List every year that appears in the history section of the Cuzamá Municipality text below.

BEGIN Source text

Cuzamá  Municipality (In the Yucatec Maya Language: “place to swallow water”) is one of the 106 municipalities in the Mexican state of Yucatán containing  (150.73 km2) of land and located roughly 45 km southeast of the city of Mérida.

History
It is unknown which chieftainship the area was under prior to the arrival of the Spanish. After the conquest the area became part of the encomienda system. As early as 1607, the encomienda of Cuzamá was shared with the encomendero of Homún. In 1710, the encomenderos were Alfonso de Aranda y Aguayo and Pedro de Mézquita.

Yucatán declared its independence from the Spanish Crown in 1821 and in 1825, the area was assigned to the Coastal region with its headquarters in Izamal Municipality. In 1846, it passed to the Homún Municipality and was reassigned again in 1870 to the Acanceh Municipality.  It was designated as its own municipality by 1925.

Governance
The municipal president is elected for a three-year term. The town council has four councilpersons, who serve as Secretary and councilors of monuments and heritage, public services, policing commissaries, and ecology.

The Municipal Council administers the business of the municipality. It is responsible for budgeting and expenditures and producing all required reports for all branches of the municipal administration. Annually it determines educational standards for schools.

The Police Commissioners ensure public order and safety. They are tasked with enforcing regulations, distributing materials and administering rulings of general compliance issued by the council.

END Source text
BEGIN Supplied records

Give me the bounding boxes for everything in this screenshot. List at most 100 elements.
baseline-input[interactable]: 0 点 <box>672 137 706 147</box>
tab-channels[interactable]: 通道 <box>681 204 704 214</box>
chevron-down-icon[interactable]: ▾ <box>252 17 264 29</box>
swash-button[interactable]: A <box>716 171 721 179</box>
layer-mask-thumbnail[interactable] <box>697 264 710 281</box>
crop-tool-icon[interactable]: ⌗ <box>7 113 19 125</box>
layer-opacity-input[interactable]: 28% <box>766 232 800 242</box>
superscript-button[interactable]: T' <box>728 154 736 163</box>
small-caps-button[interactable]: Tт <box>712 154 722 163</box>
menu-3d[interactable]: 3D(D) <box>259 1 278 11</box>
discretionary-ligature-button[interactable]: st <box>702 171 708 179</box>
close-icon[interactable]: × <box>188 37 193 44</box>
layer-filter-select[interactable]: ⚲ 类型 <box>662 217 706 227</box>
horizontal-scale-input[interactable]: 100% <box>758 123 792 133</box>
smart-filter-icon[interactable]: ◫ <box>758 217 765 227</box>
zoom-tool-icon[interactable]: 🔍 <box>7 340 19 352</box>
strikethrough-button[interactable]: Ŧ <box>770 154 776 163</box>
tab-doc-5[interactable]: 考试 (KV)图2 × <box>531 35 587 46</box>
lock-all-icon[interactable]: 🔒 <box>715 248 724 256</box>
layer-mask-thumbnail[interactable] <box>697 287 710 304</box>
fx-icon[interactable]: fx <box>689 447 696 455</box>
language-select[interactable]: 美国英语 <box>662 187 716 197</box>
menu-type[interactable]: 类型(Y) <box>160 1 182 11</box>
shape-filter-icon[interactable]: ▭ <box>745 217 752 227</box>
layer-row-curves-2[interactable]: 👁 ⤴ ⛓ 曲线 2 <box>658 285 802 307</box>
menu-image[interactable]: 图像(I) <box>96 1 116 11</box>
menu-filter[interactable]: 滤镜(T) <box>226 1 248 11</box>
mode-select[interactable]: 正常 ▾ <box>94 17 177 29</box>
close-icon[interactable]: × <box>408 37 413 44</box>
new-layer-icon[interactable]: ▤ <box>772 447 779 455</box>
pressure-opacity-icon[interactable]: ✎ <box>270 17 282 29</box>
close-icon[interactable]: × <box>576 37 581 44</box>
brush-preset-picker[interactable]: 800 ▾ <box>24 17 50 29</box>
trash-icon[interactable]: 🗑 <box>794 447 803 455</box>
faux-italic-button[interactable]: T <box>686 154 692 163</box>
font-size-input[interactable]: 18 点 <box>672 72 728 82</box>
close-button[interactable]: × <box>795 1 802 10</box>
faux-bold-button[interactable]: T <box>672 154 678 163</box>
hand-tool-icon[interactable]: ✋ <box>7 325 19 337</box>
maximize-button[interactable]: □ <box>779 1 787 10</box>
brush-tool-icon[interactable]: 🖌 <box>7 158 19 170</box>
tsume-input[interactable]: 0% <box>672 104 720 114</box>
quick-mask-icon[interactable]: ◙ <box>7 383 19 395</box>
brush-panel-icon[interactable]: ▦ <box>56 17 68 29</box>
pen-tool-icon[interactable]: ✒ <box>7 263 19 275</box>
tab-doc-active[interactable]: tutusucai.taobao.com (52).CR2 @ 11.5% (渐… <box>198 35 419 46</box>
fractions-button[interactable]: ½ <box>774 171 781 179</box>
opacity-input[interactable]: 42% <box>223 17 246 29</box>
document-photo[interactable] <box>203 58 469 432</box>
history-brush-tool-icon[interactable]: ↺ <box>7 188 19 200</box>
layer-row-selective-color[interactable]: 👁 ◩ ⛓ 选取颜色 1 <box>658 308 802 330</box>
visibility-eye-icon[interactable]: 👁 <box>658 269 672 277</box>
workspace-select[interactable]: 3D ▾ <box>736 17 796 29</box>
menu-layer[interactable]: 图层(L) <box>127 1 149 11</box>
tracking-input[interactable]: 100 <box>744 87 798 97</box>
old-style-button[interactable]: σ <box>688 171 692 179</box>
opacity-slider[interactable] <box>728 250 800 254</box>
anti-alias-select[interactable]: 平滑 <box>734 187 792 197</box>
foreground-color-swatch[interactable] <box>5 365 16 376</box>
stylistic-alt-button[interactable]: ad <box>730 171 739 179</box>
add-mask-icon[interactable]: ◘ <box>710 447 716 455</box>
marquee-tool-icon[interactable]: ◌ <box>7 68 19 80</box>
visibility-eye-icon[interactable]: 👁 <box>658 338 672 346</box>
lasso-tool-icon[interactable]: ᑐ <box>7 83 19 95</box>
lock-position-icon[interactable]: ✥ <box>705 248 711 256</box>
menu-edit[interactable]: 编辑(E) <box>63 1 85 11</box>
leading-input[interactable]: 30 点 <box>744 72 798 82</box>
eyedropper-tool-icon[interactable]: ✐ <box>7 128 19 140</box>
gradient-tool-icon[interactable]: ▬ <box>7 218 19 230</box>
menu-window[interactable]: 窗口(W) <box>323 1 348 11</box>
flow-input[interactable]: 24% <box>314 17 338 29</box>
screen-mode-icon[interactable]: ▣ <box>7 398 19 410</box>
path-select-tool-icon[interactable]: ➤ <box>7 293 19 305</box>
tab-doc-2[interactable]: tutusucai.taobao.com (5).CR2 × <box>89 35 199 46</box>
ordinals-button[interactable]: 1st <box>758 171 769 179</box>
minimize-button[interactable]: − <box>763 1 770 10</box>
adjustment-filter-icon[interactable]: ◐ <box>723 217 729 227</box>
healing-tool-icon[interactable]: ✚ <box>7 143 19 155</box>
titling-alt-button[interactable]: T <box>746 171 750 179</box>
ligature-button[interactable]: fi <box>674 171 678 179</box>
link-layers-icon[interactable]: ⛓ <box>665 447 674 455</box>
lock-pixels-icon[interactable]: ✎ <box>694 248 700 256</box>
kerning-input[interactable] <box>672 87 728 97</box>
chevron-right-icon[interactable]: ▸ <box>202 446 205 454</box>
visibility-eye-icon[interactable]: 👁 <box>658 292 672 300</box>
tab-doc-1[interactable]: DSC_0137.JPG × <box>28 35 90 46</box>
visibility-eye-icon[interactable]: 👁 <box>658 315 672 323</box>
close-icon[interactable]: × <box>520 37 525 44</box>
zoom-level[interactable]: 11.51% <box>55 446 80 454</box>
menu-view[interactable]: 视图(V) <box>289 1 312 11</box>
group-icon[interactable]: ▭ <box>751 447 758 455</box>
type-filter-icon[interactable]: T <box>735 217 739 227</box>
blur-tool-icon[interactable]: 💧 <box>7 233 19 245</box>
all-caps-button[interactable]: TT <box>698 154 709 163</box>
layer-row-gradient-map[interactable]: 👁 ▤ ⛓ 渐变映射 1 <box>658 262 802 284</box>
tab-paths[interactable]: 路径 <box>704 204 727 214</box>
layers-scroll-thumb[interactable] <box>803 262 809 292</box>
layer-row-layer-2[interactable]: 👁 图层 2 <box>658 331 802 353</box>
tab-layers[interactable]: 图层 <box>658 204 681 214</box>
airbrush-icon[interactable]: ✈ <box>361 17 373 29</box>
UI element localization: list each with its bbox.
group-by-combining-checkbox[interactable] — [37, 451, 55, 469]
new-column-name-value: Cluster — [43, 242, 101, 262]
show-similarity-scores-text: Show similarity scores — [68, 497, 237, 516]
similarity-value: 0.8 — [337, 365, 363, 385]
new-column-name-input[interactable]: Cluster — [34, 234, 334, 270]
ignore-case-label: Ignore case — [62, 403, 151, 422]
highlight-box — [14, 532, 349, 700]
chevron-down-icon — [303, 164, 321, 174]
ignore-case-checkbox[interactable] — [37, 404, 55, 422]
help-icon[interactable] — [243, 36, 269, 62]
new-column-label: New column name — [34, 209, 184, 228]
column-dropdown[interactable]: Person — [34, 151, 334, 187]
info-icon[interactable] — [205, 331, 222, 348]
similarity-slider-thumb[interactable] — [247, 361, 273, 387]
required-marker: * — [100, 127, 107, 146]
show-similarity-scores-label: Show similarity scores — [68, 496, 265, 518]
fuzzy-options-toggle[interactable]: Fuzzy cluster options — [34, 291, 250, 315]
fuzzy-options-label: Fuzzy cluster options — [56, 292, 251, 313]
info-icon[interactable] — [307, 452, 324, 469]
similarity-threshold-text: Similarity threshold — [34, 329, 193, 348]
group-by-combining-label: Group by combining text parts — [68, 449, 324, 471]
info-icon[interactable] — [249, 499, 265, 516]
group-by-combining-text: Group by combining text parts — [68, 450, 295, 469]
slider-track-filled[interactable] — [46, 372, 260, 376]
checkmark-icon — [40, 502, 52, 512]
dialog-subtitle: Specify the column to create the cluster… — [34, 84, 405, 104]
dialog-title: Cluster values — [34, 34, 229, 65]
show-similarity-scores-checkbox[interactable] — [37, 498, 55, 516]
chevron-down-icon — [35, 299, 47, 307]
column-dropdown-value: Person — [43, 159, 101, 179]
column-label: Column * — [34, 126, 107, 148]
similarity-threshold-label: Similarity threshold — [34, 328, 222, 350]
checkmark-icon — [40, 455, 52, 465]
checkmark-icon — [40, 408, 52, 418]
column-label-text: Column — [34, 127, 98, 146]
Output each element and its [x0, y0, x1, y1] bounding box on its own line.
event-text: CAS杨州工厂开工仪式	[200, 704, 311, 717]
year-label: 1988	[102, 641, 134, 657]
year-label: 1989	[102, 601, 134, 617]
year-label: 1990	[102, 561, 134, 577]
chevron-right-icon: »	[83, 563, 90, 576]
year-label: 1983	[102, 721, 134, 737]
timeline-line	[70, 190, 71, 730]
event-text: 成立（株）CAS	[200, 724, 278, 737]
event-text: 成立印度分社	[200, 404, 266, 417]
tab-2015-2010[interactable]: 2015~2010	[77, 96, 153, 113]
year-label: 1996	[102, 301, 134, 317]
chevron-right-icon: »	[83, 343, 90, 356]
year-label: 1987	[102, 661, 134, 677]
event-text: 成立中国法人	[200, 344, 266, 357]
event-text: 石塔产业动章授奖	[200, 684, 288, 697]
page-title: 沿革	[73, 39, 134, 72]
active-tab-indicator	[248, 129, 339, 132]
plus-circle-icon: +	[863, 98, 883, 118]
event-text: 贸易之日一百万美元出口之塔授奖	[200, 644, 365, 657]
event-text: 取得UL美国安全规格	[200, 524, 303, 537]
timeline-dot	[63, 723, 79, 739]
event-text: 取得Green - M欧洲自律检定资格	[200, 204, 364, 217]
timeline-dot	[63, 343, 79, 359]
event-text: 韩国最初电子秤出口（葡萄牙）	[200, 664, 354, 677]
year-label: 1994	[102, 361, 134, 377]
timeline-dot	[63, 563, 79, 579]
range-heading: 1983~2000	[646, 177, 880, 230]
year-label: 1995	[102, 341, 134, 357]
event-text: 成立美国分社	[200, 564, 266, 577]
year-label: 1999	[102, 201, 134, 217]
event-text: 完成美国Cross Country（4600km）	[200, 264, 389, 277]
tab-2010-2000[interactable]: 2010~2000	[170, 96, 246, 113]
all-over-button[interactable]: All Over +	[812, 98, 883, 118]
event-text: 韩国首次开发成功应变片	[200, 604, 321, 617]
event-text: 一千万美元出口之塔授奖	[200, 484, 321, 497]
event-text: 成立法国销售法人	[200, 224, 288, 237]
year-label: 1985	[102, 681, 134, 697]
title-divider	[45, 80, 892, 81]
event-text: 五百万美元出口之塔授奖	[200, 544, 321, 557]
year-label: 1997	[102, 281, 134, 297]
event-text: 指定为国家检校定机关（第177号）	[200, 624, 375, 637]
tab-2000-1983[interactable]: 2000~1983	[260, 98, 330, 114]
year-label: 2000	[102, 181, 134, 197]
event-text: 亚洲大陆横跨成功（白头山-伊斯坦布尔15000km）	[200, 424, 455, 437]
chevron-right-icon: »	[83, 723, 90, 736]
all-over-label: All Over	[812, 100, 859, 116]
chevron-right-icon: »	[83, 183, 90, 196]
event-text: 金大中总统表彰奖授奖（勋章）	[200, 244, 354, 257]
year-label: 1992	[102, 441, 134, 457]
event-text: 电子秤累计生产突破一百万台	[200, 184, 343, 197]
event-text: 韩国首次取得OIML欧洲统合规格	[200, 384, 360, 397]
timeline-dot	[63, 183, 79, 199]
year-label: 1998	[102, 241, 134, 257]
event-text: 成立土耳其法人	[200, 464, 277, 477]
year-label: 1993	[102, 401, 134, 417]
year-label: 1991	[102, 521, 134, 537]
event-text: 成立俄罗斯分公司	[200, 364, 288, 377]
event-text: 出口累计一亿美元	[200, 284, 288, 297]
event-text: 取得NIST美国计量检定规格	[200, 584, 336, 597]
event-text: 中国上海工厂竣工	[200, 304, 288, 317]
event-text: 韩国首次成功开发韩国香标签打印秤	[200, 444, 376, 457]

END Supplied records

(Response): 1607, 1710, 1821, 1825, 1846, 1870, 1925